* **What is asked**: Using the records below, count the lines with "label" in them. Give the number only.

* **Exercise material**:

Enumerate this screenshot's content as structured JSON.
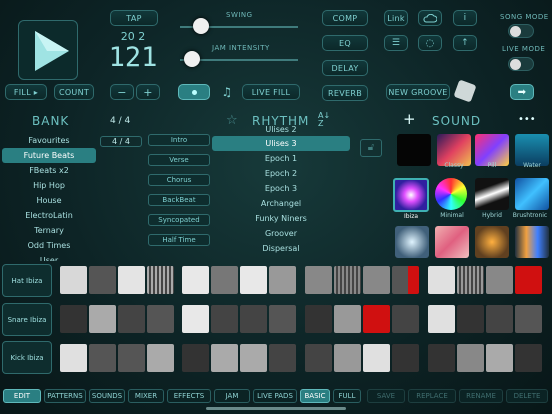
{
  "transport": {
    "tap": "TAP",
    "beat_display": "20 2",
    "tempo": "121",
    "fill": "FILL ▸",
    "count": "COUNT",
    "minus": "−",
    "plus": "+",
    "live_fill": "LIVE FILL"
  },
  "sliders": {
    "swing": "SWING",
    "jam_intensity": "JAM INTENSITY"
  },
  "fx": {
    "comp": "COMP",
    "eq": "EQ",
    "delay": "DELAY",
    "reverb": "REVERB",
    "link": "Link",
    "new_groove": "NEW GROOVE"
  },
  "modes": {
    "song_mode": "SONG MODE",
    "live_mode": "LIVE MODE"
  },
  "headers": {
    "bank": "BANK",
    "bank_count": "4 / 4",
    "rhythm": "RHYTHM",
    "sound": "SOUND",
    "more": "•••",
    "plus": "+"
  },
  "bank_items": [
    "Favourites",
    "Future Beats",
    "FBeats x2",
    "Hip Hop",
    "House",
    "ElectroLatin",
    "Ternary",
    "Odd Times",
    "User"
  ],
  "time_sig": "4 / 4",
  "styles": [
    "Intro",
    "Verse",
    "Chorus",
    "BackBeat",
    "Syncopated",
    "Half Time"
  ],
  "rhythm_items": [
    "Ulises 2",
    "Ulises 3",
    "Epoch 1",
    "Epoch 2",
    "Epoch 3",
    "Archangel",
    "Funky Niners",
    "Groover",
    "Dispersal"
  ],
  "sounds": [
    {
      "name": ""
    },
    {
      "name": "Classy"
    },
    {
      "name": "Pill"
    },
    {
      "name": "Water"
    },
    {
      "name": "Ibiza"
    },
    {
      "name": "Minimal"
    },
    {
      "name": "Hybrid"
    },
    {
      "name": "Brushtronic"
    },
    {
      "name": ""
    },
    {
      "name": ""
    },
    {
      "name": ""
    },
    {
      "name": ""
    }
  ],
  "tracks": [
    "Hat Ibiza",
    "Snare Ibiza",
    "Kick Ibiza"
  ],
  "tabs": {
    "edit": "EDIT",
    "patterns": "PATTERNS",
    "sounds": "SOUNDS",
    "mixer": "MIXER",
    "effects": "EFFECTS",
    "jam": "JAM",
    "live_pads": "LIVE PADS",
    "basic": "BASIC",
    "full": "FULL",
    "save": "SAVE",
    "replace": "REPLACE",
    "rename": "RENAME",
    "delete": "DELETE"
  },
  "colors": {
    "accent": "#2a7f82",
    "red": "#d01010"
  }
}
* * *
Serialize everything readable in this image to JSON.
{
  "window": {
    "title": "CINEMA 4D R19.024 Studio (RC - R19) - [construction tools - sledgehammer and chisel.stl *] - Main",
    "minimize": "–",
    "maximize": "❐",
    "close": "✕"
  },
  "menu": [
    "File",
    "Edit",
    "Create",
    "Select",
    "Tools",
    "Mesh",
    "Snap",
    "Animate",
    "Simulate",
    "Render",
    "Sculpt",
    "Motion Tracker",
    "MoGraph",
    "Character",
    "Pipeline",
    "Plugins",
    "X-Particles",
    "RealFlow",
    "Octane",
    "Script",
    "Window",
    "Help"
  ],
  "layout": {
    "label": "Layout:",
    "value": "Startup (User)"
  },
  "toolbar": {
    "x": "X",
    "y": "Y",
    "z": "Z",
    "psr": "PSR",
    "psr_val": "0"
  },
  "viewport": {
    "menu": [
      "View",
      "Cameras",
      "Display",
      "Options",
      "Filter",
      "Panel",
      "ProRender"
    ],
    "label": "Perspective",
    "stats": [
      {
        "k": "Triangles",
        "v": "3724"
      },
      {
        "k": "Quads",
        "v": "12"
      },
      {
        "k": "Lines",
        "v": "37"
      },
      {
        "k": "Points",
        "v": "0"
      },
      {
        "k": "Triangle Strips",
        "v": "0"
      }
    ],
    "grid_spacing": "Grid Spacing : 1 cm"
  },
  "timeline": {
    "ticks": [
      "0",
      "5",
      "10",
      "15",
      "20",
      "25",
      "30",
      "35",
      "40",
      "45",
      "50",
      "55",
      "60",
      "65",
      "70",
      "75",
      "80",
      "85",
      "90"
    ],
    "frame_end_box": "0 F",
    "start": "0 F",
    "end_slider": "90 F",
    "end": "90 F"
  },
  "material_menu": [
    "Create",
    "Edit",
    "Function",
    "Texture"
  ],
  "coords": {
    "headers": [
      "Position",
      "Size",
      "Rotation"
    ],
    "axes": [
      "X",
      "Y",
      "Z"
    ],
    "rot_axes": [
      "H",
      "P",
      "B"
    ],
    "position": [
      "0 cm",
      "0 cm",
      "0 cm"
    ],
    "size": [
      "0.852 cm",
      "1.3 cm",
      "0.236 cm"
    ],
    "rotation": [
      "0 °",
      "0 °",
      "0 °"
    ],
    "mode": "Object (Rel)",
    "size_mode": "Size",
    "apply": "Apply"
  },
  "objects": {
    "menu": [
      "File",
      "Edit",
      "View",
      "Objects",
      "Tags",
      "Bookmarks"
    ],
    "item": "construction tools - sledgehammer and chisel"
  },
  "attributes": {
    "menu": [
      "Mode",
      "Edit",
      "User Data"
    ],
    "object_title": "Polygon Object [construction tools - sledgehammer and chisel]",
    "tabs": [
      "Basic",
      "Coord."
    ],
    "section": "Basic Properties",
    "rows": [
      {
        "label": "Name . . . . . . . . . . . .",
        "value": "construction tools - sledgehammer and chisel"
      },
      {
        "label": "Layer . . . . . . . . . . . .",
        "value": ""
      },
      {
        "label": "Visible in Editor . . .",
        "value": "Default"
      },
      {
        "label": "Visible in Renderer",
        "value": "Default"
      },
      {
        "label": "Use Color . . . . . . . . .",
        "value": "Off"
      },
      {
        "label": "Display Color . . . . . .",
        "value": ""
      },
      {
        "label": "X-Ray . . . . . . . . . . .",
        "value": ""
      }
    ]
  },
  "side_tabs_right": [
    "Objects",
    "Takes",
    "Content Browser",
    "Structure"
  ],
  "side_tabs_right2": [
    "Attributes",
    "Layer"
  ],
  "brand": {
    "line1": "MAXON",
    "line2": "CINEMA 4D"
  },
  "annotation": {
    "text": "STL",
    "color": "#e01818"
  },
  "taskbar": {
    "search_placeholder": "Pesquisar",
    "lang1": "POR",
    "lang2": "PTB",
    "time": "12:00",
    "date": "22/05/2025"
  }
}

* **Result for this task**: 9